### Records for the exercise

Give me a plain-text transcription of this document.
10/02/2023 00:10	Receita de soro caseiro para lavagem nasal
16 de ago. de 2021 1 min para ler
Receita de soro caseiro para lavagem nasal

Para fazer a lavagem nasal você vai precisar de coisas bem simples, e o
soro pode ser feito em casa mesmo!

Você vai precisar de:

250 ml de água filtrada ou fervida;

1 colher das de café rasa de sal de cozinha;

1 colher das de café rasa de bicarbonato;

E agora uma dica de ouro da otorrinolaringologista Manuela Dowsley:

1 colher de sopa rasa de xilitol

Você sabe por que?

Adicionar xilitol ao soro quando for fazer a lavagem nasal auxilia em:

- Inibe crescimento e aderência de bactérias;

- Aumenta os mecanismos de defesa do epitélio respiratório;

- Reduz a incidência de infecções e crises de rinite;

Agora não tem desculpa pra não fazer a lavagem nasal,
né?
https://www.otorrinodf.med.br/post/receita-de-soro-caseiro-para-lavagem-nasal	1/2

### Aim of the task
Copy the data above in full, character for character.

### The solution
Give me a plain-text transcription of this document.
10/02/2023 00:10	Receita de soro caseiro para lavagem nasal
16 de ago. de 2021 1 min para ler
Receita de soro caseiro para lavagem nasal

Para fazer a lavagem nasal você vai precisar de coisas bem simples, e o
soro pode ser feito em casa mesmo!

Você vai precisar de:

250 ml de água filtrada ou fervida;

1 colher das de café rasa de sal de cozinha;

1 colher das de café rasa de bicarbonato;

E agora uma dica de ouro da otorrinolaringologista Manuela Dowsley:

1 colher de sopa rasa de xilitol

Você sabe por que?

Adicionar xilitol ao soro quando for fazer a lavagem nasal auxilia em:

- Inibe crescimento e aderência de bactérias;

- Aumenta os mecanismos de defesa do epitélio respiratório;

- Reduz a incidência de infecções e crises de rinite;

Agora não tem desculpa pra não fazer a lavagem nasal,
né?
https://www.otorrinodf.med.br/post/receita-de-soro-caseiro-para-lavagem-nasal	1/2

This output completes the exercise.